Problem to solve - Find the word "Output" in the records below. List each line containing it.
------------
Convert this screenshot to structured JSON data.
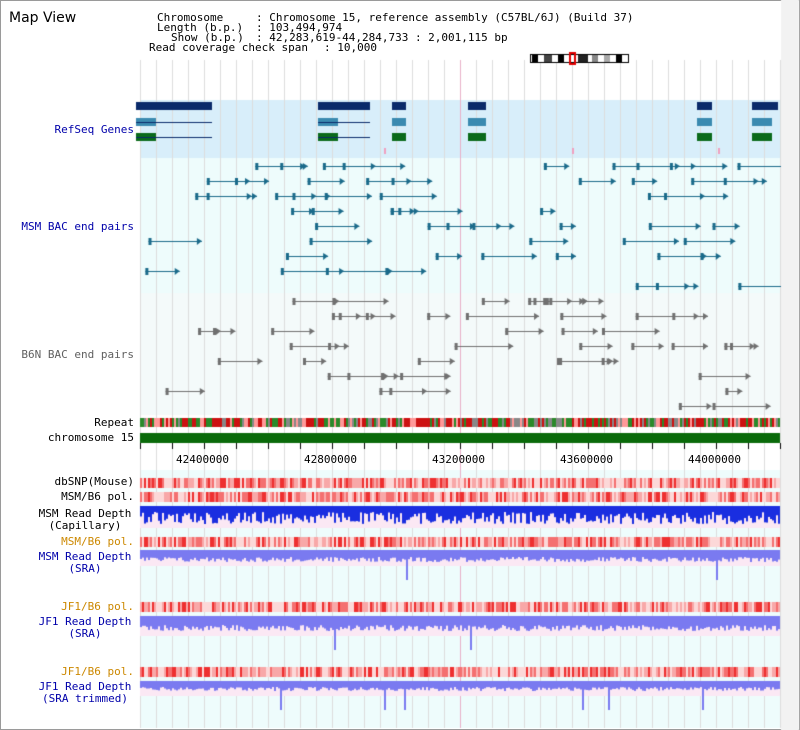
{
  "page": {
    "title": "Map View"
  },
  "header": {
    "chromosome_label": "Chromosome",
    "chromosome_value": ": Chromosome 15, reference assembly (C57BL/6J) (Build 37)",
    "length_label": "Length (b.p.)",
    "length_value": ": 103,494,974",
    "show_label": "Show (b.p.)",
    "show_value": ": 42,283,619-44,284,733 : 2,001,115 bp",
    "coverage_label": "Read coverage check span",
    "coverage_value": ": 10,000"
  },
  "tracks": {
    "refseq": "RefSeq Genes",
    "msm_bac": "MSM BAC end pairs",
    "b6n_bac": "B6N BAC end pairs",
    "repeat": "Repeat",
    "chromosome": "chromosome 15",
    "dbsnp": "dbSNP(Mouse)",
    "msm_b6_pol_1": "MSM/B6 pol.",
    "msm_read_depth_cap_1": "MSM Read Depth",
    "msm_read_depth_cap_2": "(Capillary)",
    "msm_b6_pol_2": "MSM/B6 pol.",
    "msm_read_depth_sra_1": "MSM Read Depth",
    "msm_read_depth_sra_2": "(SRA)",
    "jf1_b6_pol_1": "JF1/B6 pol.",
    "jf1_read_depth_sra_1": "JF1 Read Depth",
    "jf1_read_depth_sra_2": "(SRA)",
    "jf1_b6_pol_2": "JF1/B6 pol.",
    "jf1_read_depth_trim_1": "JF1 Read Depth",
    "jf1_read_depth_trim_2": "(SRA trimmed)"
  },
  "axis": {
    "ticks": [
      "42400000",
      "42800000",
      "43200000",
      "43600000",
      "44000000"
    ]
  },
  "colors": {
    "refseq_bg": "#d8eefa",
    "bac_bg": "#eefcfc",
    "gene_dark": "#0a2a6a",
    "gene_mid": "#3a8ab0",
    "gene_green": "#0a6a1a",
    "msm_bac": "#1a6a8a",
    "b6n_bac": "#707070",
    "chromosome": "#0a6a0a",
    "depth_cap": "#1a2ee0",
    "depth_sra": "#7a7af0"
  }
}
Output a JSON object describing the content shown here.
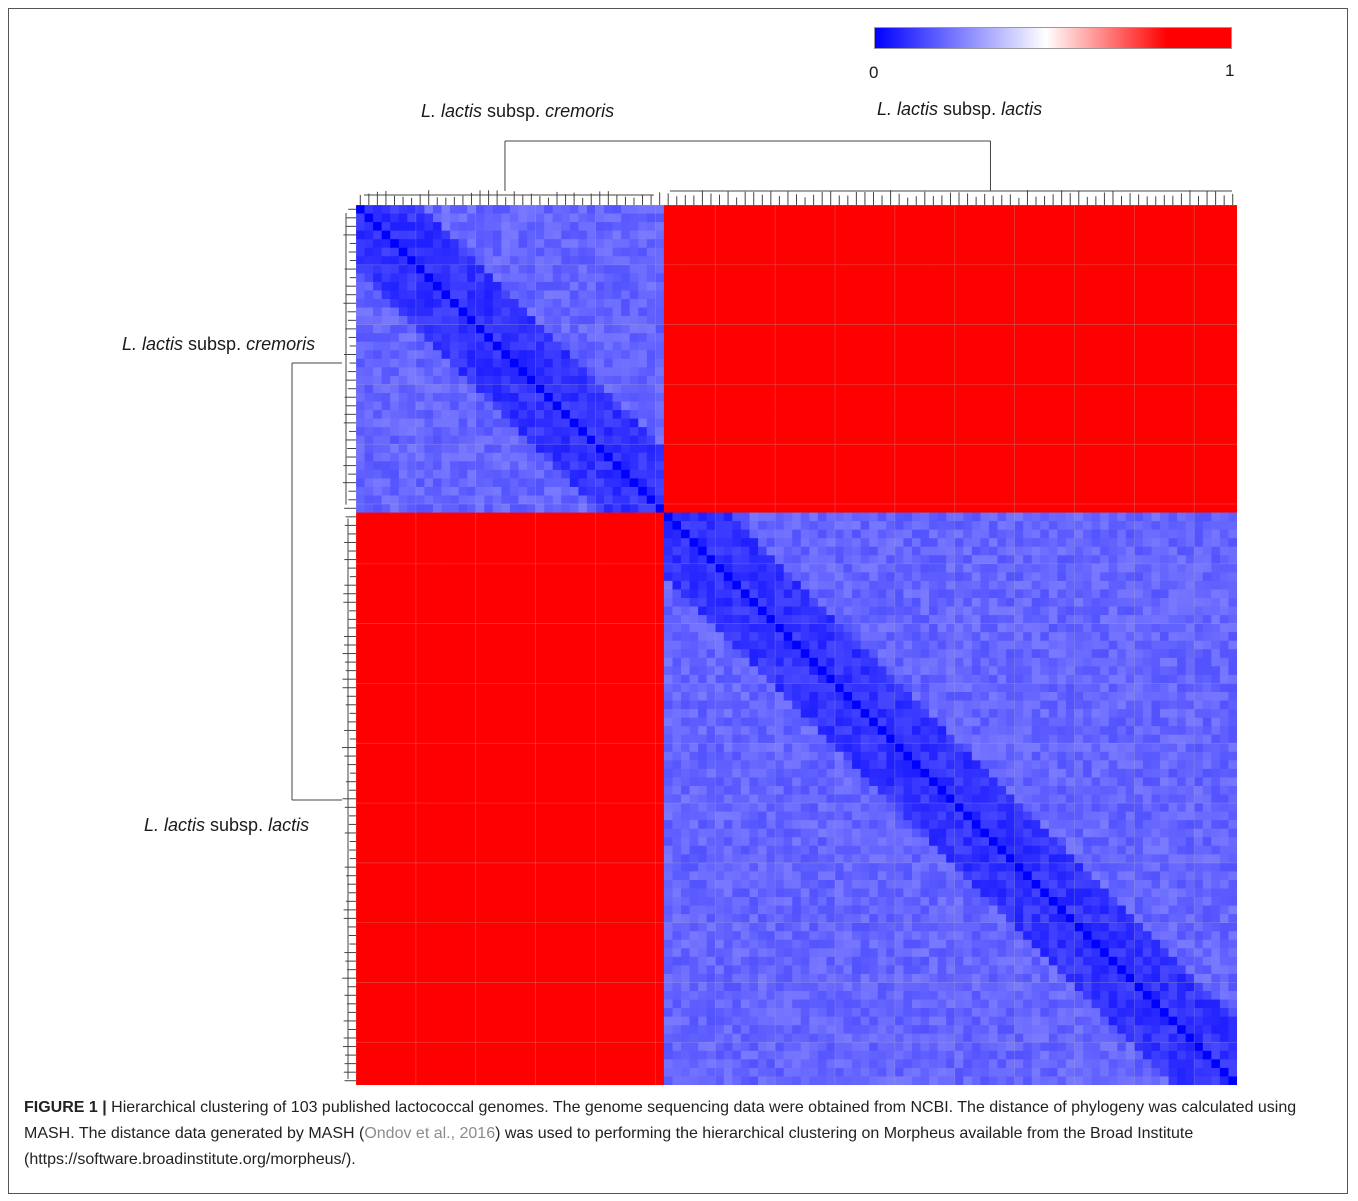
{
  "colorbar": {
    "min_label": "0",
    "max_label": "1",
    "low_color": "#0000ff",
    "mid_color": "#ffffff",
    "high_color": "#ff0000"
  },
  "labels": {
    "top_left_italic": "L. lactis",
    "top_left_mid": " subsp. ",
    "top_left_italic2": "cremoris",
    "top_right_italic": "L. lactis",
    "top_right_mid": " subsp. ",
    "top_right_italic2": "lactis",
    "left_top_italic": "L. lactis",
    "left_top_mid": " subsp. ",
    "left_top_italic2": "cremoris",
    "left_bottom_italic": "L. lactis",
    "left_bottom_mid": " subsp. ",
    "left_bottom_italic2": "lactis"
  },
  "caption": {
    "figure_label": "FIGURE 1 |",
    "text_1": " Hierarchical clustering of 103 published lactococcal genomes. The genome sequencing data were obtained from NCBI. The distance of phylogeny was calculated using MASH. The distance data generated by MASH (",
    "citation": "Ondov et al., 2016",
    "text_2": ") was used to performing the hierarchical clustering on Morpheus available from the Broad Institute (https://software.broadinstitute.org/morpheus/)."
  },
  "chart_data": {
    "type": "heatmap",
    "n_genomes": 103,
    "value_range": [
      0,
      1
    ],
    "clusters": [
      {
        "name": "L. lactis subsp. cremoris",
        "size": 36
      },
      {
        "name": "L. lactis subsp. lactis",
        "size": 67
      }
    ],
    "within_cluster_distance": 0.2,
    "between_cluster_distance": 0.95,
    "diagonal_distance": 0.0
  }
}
------------
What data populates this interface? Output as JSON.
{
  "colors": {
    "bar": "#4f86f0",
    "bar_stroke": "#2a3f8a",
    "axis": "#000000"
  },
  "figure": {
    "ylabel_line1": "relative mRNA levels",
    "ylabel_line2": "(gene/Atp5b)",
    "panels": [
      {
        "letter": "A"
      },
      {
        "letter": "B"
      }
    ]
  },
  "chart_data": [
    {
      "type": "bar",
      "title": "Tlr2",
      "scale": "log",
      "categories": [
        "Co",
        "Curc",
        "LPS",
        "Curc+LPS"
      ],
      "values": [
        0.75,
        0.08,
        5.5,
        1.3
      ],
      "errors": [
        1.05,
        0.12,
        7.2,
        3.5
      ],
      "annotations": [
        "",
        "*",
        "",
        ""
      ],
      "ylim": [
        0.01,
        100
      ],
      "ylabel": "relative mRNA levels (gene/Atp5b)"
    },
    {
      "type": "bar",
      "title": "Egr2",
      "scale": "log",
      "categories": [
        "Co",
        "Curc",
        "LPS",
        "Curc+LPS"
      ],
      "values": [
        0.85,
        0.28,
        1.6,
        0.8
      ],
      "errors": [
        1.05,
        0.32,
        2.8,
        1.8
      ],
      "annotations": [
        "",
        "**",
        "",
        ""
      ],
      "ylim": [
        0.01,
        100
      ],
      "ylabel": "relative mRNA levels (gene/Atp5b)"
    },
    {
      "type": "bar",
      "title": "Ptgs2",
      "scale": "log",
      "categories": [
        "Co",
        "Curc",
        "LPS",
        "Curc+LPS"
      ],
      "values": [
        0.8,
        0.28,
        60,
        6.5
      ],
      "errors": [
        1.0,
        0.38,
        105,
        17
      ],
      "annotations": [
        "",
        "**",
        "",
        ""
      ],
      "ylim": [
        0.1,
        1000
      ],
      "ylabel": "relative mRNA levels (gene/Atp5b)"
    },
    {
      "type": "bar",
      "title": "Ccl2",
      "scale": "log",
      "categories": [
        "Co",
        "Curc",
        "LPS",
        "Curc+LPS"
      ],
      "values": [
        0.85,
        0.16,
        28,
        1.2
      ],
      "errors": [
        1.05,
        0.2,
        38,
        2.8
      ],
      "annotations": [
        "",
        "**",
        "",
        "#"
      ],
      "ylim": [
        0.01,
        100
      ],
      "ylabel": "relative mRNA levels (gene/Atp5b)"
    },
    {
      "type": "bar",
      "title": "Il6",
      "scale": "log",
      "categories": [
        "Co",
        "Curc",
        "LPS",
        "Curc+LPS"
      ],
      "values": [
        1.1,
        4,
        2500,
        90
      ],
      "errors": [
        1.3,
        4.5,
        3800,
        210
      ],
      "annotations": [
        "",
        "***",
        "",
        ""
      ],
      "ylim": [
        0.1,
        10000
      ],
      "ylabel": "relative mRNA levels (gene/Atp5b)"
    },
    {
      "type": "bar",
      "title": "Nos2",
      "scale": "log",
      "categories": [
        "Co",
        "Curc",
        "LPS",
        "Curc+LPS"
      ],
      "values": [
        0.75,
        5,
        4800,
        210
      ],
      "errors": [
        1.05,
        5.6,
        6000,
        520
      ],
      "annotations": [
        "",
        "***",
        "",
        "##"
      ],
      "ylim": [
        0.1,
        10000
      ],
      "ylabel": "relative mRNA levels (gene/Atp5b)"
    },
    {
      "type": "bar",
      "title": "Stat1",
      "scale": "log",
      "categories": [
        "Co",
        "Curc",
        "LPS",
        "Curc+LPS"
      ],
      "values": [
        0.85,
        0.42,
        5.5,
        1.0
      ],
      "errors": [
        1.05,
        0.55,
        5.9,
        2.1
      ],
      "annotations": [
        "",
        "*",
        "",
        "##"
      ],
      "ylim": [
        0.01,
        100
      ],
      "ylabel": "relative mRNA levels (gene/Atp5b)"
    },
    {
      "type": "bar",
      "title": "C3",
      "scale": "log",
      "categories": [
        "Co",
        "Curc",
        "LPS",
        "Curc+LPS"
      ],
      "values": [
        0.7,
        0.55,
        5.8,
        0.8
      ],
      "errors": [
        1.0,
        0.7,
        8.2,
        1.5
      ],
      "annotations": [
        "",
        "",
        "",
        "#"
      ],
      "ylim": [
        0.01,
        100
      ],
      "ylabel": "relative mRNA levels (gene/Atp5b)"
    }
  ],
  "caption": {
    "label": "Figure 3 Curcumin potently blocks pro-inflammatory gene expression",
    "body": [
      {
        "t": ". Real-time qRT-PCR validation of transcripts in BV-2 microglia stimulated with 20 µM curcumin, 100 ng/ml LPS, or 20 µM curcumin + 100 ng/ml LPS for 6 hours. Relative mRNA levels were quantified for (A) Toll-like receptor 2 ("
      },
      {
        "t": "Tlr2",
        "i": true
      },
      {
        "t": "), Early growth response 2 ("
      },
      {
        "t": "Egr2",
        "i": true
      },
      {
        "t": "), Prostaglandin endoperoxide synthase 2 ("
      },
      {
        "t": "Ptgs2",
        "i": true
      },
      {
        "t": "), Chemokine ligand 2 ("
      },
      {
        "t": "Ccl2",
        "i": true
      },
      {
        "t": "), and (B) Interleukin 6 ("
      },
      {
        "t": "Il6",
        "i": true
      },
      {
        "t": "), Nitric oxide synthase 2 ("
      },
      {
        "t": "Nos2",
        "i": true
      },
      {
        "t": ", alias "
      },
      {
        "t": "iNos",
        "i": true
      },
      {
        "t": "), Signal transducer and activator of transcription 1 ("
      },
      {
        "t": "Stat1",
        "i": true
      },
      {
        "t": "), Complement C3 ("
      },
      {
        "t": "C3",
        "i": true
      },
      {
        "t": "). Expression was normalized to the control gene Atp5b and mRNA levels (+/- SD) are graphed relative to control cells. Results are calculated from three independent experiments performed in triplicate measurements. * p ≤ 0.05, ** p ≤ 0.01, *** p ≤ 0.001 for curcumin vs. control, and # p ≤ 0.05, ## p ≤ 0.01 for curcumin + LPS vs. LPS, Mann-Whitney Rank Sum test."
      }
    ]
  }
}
------------
Final answer -
Output a JSON object describing the content shown here.
What data populates this interface? Output as JSON.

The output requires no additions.